• DESCRIPTION OF THE TASK: Please restate each entry that follows word for word.

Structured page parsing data
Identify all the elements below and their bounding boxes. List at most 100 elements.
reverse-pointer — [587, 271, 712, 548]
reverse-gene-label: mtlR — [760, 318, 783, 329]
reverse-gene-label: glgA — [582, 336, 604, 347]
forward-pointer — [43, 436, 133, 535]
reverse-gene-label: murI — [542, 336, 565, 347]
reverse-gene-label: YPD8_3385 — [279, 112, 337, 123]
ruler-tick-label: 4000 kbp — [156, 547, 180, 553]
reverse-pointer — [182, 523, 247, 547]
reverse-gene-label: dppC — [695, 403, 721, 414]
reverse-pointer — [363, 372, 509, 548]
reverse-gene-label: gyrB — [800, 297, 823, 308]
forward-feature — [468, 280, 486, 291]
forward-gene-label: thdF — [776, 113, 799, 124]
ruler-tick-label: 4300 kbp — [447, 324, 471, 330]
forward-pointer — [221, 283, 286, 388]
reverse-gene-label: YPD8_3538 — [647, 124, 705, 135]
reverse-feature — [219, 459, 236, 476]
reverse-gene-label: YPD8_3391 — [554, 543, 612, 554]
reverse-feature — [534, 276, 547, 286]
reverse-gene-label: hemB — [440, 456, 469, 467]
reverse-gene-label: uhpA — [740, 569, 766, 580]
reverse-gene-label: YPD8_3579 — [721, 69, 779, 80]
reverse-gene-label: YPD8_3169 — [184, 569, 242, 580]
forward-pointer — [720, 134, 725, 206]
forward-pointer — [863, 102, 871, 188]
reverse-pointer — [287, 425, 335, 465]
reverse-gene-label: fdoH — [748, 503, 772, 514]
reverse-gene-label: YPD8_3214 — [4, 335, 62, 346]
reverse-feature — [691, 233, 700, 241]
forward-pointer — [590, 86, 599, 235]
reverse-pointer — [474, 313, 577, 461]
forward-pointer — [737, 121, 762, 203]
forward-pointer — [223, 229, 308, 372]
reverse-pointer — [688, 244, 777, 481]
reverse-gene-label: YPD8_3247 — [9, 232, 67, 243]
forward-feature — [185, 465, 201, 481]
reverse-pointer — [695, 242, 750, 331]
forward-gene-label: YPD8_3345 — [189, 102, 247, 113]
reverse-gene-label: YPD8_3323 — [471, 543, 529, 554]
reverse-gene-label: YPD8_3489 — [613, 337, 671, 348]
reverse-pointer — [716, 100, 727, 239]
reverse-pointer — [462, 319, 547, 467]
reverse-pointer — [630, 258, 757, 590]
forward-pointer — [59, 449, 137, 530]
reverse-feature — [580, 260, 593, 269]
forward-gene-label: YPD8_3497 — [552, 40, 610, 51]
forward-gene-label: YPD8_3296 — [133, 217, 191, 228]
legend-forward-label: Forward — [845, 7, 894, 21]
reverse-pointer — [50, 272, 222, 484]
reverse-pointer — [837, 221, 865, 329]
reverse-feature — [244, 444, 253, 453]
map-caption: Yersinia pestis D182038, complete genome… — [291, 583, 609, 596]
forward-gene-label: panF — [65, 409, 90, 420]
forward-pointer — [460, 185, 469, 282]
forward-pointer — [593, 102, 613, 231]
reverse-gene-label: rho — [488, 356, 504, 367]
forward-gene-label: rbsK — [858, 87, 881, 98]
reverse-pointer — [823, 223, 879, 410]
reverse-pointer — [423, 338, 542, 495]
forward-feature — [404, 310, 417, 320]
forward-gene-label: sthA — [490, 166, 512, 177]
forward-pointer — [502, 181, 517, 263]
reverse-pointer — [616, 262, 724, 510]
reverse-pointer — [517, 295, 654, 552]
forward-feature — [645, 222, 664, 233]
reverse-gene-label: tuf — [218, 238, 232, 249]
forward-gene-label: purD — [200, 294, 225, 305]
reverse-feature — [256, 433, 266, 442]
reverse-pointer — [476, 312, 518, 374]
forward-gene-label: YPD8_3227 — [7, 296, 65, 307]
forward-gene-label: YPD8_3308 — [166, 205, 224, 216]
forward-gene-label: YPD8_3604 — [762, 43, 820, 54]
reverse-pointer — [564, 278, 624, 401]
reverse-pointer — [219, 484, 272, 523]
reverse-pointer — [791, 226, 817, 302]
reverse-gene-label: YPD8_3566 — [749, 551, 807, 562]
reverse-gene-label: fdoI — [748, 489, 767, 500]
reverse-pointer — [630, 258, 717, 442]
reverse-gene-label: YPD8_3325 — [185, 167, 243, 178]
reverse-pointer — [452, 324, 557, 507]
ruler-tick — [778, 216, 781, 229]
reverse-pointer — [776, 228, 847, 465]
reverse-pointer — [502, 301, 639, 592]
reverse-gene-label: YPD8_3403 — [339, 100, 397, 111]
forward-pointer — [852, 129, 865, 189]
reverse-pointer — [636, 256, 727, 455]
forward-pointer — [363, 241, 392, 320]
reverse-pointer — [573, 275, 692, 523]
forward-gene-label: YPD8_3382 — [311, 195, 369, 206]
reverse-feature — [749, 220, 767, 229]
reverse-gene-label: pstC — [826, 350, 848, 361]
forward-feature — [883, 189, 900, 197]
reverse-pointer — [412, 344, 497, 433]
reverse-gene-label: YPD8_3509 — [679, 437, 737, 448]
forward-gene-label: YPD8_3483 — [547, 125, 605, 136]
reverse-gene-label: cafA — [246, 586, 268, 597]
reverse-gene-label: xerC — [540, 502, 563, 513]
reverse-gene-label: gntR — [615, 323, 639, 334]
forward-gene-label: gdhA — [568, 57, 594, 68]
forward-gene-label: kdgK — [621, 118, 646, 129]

• RESULT OF THE EXERCISE:
Identify all the elements below and their bounding boxes. List at most 100 elements.
reverse-pointer — [587, 271, 712, 548]
reverse-gene-label: mtlR — [760, 318, 783, 329]
reverse-gene-label: glgA — [582, 336, 604, 347]
forward-pointer — [43, 436, 133, 535]
reverse-gene-label: murI — [542, 336, 565, 347]
reverse-gene-label: YPD8_3385 — [279, 112, 337, 123]
ruler-tick-label: 4000 kbp — [156, 547, 180, 553]
reverse-pointer — [182, 523, 247, 547]
reverse-gene-label: dppC — [695, 403, 721, 414]
reverse-pointer — [363, 372, 509, 548]
reverse-gene-label: gyrB — [800, 297, 823, 308]
forward-feature — [468, 280, 486, 291]
forward-gene-label: thdF — [776, 113, 799, 124]
ruler-tick-label: 4300 kbp — [447, 324, 471, 330]
forward-pointer — [221, 283, 286, 388]
reverse-gene-label: YPD8_3538 — [647, 124, 705, 135]
reverse-feature — [219, 459, 236, 476]
reverse-gene-label: YPD8_3391 — [554, 543, 612, 554]
reverse-feature — [534, 276, 547, 286]
reverse-gene-label: hemB — [440, 456, 469, 467]
reverse-gene-label: uhpA — [740, 569, 766, 580]
reverse-gene-label: YPD8_3579 — [721, 69, 779, 80]
reverse-gene-label: YPD8_3169 — [184, 569, 242, 580]
forward-pointer — [720, 134, 725, 206]
forward-pointer — [863, 102, 871, 188]
reverse-pointer — [287, 425, 335, 465]
reverse-gene-label: fdoH — [748, 503, 772, 514]
reverse-gene-label: YPD8_3214 — [4, 335, 62, 346]
reverse-feature — [691, 233, 700, 241]
forward-pointer — [590, 86, 599, 235]
reverse-pointer — [474, 313, 577, 461]
forward-pointer — [737, 121, 762, 203]
forward-pointer — [223, 229, 308, 372]
reverse-pointer — [688, 244, 777, 481]
reverse-gene-label: YPD8_3247 — [9, 232, 67, 243]
forward-feature — [185, 465, 201, 481]
reverse-pointer — [695, 242, 750, 331]
forward-gene-label: YPD8_3345 — [189, 102, 247, 113]
reverse-gene-label: YPD8_3323 — [471, 543, 529, 554]
reverse-gene-label: YPD8_3489 — [613, 337, 671, 348]
reverse-pointer — [716, 100, 727, 239]
reverse-pointer — [462, 319, 547, 467]
reverse-pointer — [630, 258, 757, 590]
forward-pointer — [59, 449, 137, 530]
reverse-feature — [580, 260, 593, 269]
forward-gene-label: YPD8_3497 — [552, 40, 610, 51]
forward-gene-label: YPD8_3296 — [133, 217, 191, 228]
legend-forward-label: Forward — [845, 7, 894, 21]
reverse-pointer — [50, 272, 222, 484]
reverse-pointer — [837, 221, 865, 329]
reverse-feature — [244, 444, 253, 453]
map-caption: Yersinia pestis D182038, complete genome… — [291, 583, 609, 596]
forward-gene-label: panF — [65, 409, 90, 420]
forward-pointer — [460, 185, 469, 282]
forward-pointer — [593, 102, 613, 231]
reverse-gene-label: rho — [488, 356, 504, 367]
forward-gene-label: rbsK — [858, 87, 881, 98]
reverse-pointer — [823, 223, 879, 410]
reverse-pointer — [423, 338, 542, 495]
forward-feature — [404, 310, 417, 320]
forward-gene-label: sthA — [490, 166, 512, 177]
forward-pointer — [502, 181, 517, 263]
reverse-pointer — [616, 262, 724, 510]
reverse-pointer — [517, 295, 654, 552]
forward-feature — [645, 222, 664, 233]
reverse-gene-label: tuf — [218, 238, 232, 249]
forward-gene-label: purD — [200, 294, 225, 305]
reverse-feature — [256, 433, 266, 442]
reverse-pointer — [476, 312, 518, 374]
forward-gene-label: YPD8_3227 — [7, 296, 65, 307]
forward-gene-label: YPD8_3308 — [166, 205, 224, 216]
forward-gene-label: YPD8_3604 — [762, 43, 820, 54]
reverse-pointer — [564, 278, 624, 401]
reverse-pointer — [219, 484, 272, 523]
reverse-pointer — [791, 226, 817, 302]
reverse-gene-label: YPD8_3566 — [749, 551, 807, 562]
reverse-gene-label: fdoI — [748, 489, 767, 500]
reverse-pointer — [630, 258, 717, 442]
reverse-gene-label: YPD8_3325 — [185, 167, 243, 178]
reverse-pointer — [452, 324, 557, 507]
ruler-tick — [778, 216, 781, 229]
reverse-pointer — [776, 228, 847, 465]
reverse-pointer — [502, 301, 639, 592]
reverse-gene-label: YPD8_3403 — [339, 100, 397, 111]
forward-pointer — [852, 129, 865, 189]
reverse-pointer — [636, 256, 727, 455]
forward-pointer — [363, 241, 392, 320]
reverse-pointer — [573, 275, 692, 523]
forward-gene-label: YPD8_3382 — [311, 195, 369, 206]
reverse-feature — [749, 220, 767, 229]
reverse-gene-label: pstC — [826, 350, 848, 361]
forward-feature — [883, 189, 900, 197]
reverse-pointer — [412, 344, 497, 433]
reverse-gene-label: YPD8_3509 — [679, 437, 737, 448]
forward-gene-label: YPD8_3483 — [547, 125, 605, 136]
reverse-gene-label: cafA — [246, 586, 268, 597]
reverse-gene-label: xerC — [540, 502, 563, 513]
reverse-gene-label: gntR — [615, 323, 639, 334]
forward-gene-label: gdhA — [568, 57, 594, 68]
forward-gene-label: kdgK — [621, 118, 646, 129]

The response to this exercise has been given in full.